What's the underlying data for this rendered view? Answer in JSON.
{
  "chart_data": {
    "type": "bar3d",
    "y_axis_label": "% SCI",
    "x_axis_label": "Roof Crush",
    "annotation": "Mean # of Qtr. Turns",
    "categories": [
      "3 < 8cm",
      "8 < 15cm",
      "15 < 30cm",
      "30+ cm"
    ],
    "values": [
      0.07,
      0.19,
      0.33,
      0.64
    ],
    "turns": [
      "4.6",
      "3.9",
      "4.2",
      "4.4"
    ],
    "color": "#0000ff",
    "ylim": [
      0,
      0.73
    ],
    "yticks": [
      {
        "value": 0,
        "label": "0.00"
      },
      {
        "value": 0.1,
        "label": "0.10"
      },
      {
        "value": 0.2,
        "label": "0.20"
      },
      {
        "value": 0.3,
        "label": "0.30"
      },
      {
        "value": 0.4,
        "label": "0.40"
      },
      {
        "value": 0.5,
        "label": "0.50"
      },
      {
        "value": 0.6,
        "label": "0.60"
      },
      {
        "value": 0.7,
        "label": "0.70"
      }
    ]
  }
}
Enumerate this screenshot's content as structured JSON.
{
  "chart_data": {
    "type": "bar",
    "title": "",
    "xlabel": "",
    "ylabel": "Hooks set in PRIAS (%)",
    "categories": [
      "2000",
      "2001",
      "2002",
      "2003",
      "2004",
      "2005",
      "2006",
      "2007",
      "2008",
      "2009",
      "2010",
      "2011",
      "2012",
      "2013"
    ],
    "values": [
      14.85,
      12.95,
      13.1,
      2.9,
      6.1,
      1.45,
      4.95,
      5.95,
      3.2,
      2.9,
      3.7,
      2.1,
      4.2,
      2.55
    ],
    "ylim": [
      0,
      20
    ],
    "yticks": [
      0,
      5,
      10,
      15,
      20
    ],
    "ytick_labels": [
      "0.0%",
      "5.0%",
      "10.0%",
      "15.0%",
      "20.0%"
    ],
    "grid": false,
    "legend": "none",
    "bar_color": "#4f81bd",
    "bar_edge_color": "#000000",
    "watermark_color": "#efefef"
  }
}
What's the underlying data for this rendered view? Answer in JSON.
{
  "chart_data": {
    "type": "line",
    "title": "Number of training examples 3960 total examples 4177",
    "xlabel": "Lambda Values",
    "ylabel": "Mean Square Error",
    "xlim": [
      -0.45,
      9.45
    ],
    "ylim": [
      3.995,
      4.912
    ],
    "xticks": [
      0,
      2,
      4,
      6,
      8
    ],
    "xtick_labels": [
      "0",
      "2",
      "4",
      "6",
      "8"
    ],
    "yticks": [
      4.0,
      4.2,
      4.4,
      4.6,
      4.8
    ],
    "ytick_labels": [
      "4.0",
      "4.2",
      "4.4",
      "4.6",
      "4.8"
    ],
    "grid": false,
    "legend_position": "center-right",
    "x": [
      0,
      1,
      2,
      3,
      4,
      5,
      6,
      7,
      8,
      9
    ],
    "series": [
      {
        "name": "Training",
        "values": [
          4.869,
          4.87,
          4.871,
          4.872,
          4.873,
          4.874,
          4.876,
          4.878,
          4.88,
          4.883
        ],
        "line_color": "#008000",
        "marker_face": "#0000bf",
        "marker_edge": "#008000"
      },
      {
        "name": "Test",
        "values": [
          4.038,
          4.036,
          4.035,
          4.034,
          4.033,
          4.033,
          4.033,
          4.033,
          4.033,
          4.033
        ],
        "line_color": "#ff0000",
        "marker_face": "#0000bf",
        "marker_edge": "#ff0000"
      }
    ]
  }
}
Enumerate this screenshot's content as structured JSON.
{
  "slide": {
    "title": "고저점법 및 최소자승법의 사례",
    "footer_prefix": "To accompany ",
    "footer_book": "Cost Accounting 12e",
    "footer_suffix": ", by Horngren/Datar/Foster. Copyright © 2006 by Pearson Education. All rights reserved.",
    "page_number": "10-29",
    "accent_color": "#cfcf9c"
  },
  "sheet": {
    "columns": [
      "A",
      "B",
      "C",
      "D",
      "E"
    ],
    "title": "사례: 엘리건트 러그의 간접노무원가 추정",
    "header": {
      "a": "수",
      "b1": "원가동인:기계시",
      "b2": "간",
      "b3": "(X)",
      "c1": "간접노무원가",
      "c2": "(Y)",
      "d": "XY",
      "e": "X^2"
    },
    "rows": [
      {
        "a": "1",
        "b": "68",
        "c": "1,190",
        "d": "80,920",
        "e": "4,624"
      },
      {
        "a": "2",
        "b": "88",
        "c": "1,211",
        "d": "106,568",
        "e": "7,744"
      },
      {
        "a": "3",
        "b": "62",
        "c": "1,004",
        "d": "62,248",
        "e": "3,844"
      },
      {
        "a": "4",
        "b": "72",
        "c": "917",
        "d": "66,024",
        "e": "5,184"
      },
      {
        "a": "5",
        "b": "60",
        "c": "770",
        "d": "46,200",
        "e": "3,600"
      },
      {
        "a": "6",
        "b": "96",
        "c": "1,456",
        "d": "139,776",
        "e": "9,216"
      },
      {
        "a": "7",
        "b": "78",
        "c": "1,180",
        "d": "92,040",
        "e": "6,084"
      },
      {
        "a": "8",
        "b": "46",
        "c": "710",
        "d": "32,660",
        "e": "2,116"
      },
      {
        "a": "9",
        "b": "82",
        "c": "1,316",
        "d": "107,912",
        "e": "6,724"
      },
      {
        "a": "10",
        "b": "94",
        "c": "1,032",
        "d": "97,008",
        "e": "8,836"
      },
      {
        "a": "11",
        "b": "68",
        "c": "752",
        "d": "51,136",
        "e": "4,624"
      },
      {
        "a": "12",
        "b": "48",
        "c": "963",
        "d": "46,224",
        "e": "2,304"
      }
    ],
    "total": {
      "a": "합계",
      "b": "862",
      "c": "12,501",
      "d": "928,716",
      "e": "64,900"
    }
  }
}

.....

• GOAL
The records above should all be quoted exactly, please.

• IN RESPONSE
What's the underlying data for this rendered view? Answer in JSON.
{
  "chart_data": {
    "type": "bar3d",
    "y_axis_label": "% SCI",
    "x_axis_label": "Roof Crush",
    "annotation": "Mean # of Qtr. Turns",
    "categories": [
      "3 < 8cm",
      "8 < 15cm",
      "15 < 30cm",
      "30+ cm"
    ],
    "values": [
      0.07,
      0.19,
      0.33,
      0.64
    ],
    "turns": [
      "4.6",
      "3.9",
      "4.2",
      "4.4"
    ],
    "color": "#0000ff",
    "ylim": [
      0,
      0.73
    ],
    "yticks": [
      {
        "value": 0,
        "label": "0.00"
      },
      {
        "value": 0.1,
        "label": "0.10"
      },
      {
        "value": 0.2,
        "label": "0.20"
      },
      {
        "value": 0.3,
        "label": "0.30"
      },
      {
        "value": 0.4,
        "label": "0.40"
      },
      {
        "value": 0.5,
        "label": "0.50"
      },
      {
        "value": 0.6,
        "label": "0.60"
      },
      {
        "value": 0.7,
        "label": "0.70"
      }
    ]
  }
}
Enumerate this screenshot's content as structured JSON.
{
  "chart_data": {
    "type": "bar",
    "title": "",
    "xlabel": "",
    "ylabel": "Hooks set in PRIAS (%)",
    "categories": [
      "2000",
      "2001",
      "2002",
      "2003",
      "2004",
      "2005",
      "2006",
      "2007",
      "2008",
      "2009",
      "2010",
      "2011",
      "2012",
      "2013"
    ],
    "values": [
      14.85,
      12.95,
      13.1,
      2.9,
      6.1,
      1.45,
      4.95,
      5.95,
      3.2,
      2.9,
      3.7,
      2.1,
      4.2,
      2.55
    ],
    "ylim": [
      0,
      20
    ],
    "yticks": [
      0,
      5,
      10,
      15,
      20
    ],
    "ytick_labels": [
      "0.0%",
      "5.0%",
      "10.0%",
      "15.0%",
      "20.0%"
    ],
    "grid": false,
    "legend": "none",
    "bar_color": "#4f81bd",
    "bar_edge_color": "#000000",
    "watermark_color": "#efefef"
  }
}
What's the underlying data for this rendered view? Answer in JSON.
{
  "chart_data": {
    "type": "line",
    "title": "Number of training examples 3960 total examples 4177",
    "xlabel": "Lambda Values",
    "ylabel": "Mean Square Error",
    "xlim": [
      -0.45,
      9.45
    ],
    "ylim": [
      3.995,
      4.912
    ],
    "xticks": [
      0,
      2,
      4,
      6,
      8
    ],
    "xtick_labels": [
      "0",
      "2",
      "4",
      "6",
      "8"
    ],
    "yticks": [
      4.0,
      4.2,
      4.4,
      4.6,
      4.8
    ],
    "ytick_labels": [
      "4.0",
      "4.2",
      "4.4",
      "4.6",
      "4.8"
    ],
    "grid": false,
    "legend_position": "center-right",
    "x": [
      0,
      1,
      2,
      3,
      4,
      5,
      6,
      7,
      8,
      9
    ],
    "series": [
      {
        "name": "Training",
        "values": [
          4.869,
          4.87,
          4.871,
          4.872,
          4.873,
          4.874,
          4.876,
          4.878,
          4.88,
          4.883
        ],
        "line_color": "#008000",
        "marker_face": "#0000bf",
        "marker_edge": "#008000"
      },
      {
        "name": "Test",
        "values": [
          4.038,
          4.036,
          4.035,
          4.034,
          4.033,
          4.033,
          4.033,
          4.033,
          4.033,
          4.033
        ],
        "line_color": "#ff0000",
        "marker_face": "#0000bf",
        "marker_edge": "#ff0000"
      }
    ]
  }
}
Enumerate this screenshot's content as structured JSON.
{
  "slide": {
    "title": "고저점법 및 최소자승법의 사례",
    "footer_prefix": "To accompany ",
    "footer_book": "Cost Accounting 12e",
    "footer_suffix": ", by Horngren/Datar/Foster. Copyright © 2006 by Pearson Education. All rights reserved.",
    "page_number": "10-29",
    "accent_color": "#cfcf9c"
  },
  "sheet": {
    "columns": [
      "A",
      "B",
      "C",
      "D",
      "E"
    ],
    "title": "사례: 엘리건트 러그의 간접노무원가 추정",
    "header": {
      "a": "수",
      "b1": "원가동인:기계시",
      "b2": "간",
      "b3": "(X)",
      "c1": "간접노무원가",
      "c2": "(Y)",
      "d": "XY",
      "e": "X^2"
    },
    "rows": [
      {
        "a": "1",
        "b": "68",
        "c": "1,190",
        "d": "80,920",
        "e": "4,624"
      },
      {
        "a": "2",
        "b": "88",
        "c": "1,211",
        "d": "106,568",
        "e": "7,744"
      },
      {
        "a": "3",
        "b": "62",
        "c": "1,004",
        "d": "62,248",
        "e": "3,844"
      },
      {
        "a": "4",
        "b": "72",
        "c": "917",
        "d": "66,024",
        "e": "5,184"
      },
      {
        "a": "5",
        "b": "60",
        "c": "770",
        "d": "46,200",
        "e": "3,600"
      },
      {
        "a": "6",
        "b": "96",
        "c": "1,456",
        "d": "139,776",
        "e": "9,216"
      },
      {
        "a": "7",
        "b": "78",
        "c": "1,180",
        "d": "92,040",
        "e": "6,084"
      },
      {
        "a": "8",
        "b": "46",
        "c": "710",
        "d": "32,660",
        "e": "2,116"
      },
      {
        "a": "9",
        "b": "82",
        "c": "1,316",
        "d": "107,912",
        "e": "6,724"
      },
      {
        "a": "10",
        "b": "94",
        "c": "1,032",
        "d": "97,008",
        "e": "8,836"
      },
      {
        "a": "11",
        "b": "68",
        "c": "752",
        "d": "51,136",
        "e": "4,624"
      },
      {
        "a": "12",
        "b": "48",
        "c": "963",
        "d": "46,224",
        "e": "2,304"
      }
    ],
    "total": {
      "a": "합계",
      "b": "862",
      "c": "12,501",
      "d": "928,716",
      "e": "64,900"
    }
  }
}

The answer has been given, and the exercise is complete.